**DIRECTION**
Leaving out the pictures, please retype each record exactly.

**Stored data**
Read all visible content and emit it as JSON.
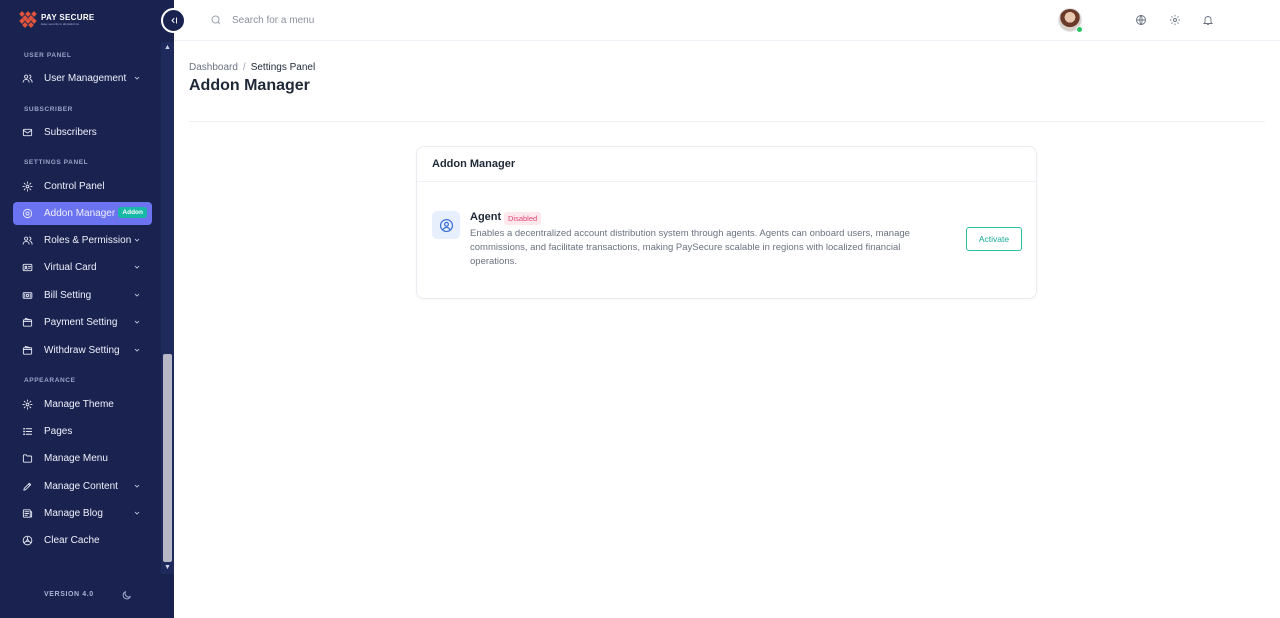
{
  "brand": {
    "name": "PAY SECURE",
    "tagline": "Easy security in all platforms"
  },
  "colors": {
    "sidebar_bg": "#1a2350",
    "active_item": "#6c73f0",
    "accent": "#17b8a6",
    "disabled_badge": "#e1446f"
  },
  "sidebar": {
    "sections": [
      {
        "label": "USER PANEL"
      },
      {
        "label": "SUBSCRIBER"
      },
      {
        "label": "SETTINGS PANEL"
      },
      {
        "label": "APPEARANCE"
      }
    ],
    "items": [
      {
        "label": "User Management",
        "icon": "users-icon",
        "has_chevron": true
      },
      {
        "label": "Subscribers",
        "icon": "mail-icon",
        "has_chevron": false
      },
      {
        "label": "Control Panel",
        "icon": "gear-icon",
        "has_chevron": false
      },
      {
        "label": "Addon Manager",
        "icon": "addon-icon",
        "has_chevron": false,
        "active": true,
        "badge": "Addon"
      },
      {
        "label": "Roles & Permission",
        "icon": "users-icon",
        "has_chevron": true
      },
      {
        "label": "Virtual Card",
        "icon": "id-card-icon",
        "has_chevron": true
      },
      {
        "label": "Bill Setting",
        "icon": "bill-icon",
        "has_chevron": true
      },
      {
        "label": "Payment Setting",
        "icon": "wallet-icon",
        "has_chevron": true
      },
      {
        "label": "Withdraw Setting",
        "icon": "wallet-icon",
        "has_chevron": true
      },
      {
        "label": "Manage Theme",
        "icon": "gear-icon",
        "has_chevron": false
      },
      {
        "label": "Pages",
        "icon": "list-icon",
        "has_chevron": false
      },
      {
        "label": "Manage Menu",
        "icon": "folder-icon",
        "has_chevron": false
      },
      {
        "label": "Manage Content",
        "icon": "pencil-icon",
        "has_chevron": true
      },
      {
        "label": "Manage Blog",
        "icon": "newspaper-icon",
        "has_chevron": true
      },
      {
        "label": "Clear Cache",
        "icon": "radiation-icon",
        "has_chevron": false
      }
    ],
    "version": "VERSION 4.0"
  },
  "topbar": {
    "search_placeholder": "Search for a menu",
    "icons": [
      "globe-icon",
      "gear-icon",
      "bell-icon"
    ]
  },
  "breadcrumb": {
    "parent": "Dashboard",
    "separator": "/",
    "current": "Settings Panel"
  },
  "page_title": "Addon Manager",
  "card": {
    "title": "Addon Manager",
    "addon": {
      "name": "Agent",
      "status": "Disabled",
      "description": "Enables a decentralized account distribution system through agents. Agents can onboard users, manage commissions, and facilitate transactions, making PaySecure scalable in regions with localized financial operations.",
      "action_label": "Activate"
    }
  }
}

**THE RESULT**
Read all visible content and emit it as JSON.
{
  "brand": {
    "name": "PAY SECURE",
    "tagline": "Easy security in all platforms"
  },
  "colors": {
    "sidebar_bg": "#1a2350",
    "active_item": "#6c73f0",
    "accent": "#17b8a6",
    "disabled_badge": "#e1446f"
  },
  "sidebar": {
    "sections": [
      {
        "label": "USER PANEL"
      },
      {
        "label": "SUBSCRIBER"
      },
      {
        "label": "SETTINGS PANEL"
      },
      {
        "label": "APPEARANCE"
      }
    ],
    "items": [
      {
        "label": "User Management",
        "icon": "users-icon",
        "has_chevron": true
      },
      {
        "label": "Subscribers",
        "icon": "mail-icon",
        "has_chevron": false
      },
      {
        "label": "Control Panel",
        "icon": "gear-icon",
        "has_chevron": false
      },
      {
        "label": "Addon Manager",
        "icon": "addon-icon",
        "has_chevron": false,
        "active": true,
        "badge": "Addon"
      },
      {
        "label": "Roles & Permission",
        "icon": "users-icon",
        "has_chevron": true
      },
      {
        "label": "Virtual Card",
        "icon": "id-card-icon",
        "has_chevron": true
      },
      {
        "label": "Bill Setting",
        "icon": "bill-icon",
        "has_chevron": true
      },
      {
        "label": "Payment Setting",
        "icon": "wallet-icon",
        "has_chevron": true
      },
      {
        "label": "Withdraw Setting",
        "icon": "wallet-icon",
        "has_chevron": true
      },
      {
        "label": "Manage Theme",
        "icon": "gear-icon",
        "has_chevron": false
      },
      {
        "label": "Pages",
        "icon": "list-icon",
        "has_chevron": false
      },
      {
        "label": "Manage Menu",
        "icon": "folder-icon",
        "has_chevron": false
      },
      {
        "label": "Manage Content",
        "icon": "pencil-icon",
        "has_chevron": true
      },
      {
        "label": "Manage Blog",
        "icon": "newspaper-icon",
        "has_chevron": true
      },
      {
        "label": "Clear Cache",
        "icon": "radiation-icon",
        "has_chevron": false
      }
    ],
    "version": "VERSION 4.0"
  },
  "topbar": {
    "search_placeholder": "Search for a menu",
    "icons": [
      "globe-icon",
      "gear-icon",
      "bell-icon"
    ]
  },
  "breadcrumb": {
    "parent": "Dashboard",
    "separator": "/",
    "current": "Settings Panel"
  },
  "page_title": "Addon Manager",
  "card": {
    "title": "Addon Manager",
    "addon": {
      "name": "Agent",
      "status": "Disabled",
      "description": "Enables a decentralized account distribution system through agents. Agents can onboard users, manage commissions, and facilitate transactions, making PaySecure scalable in regions with localized financial operations.",
      "action_label": "Activate"
    }
  }
}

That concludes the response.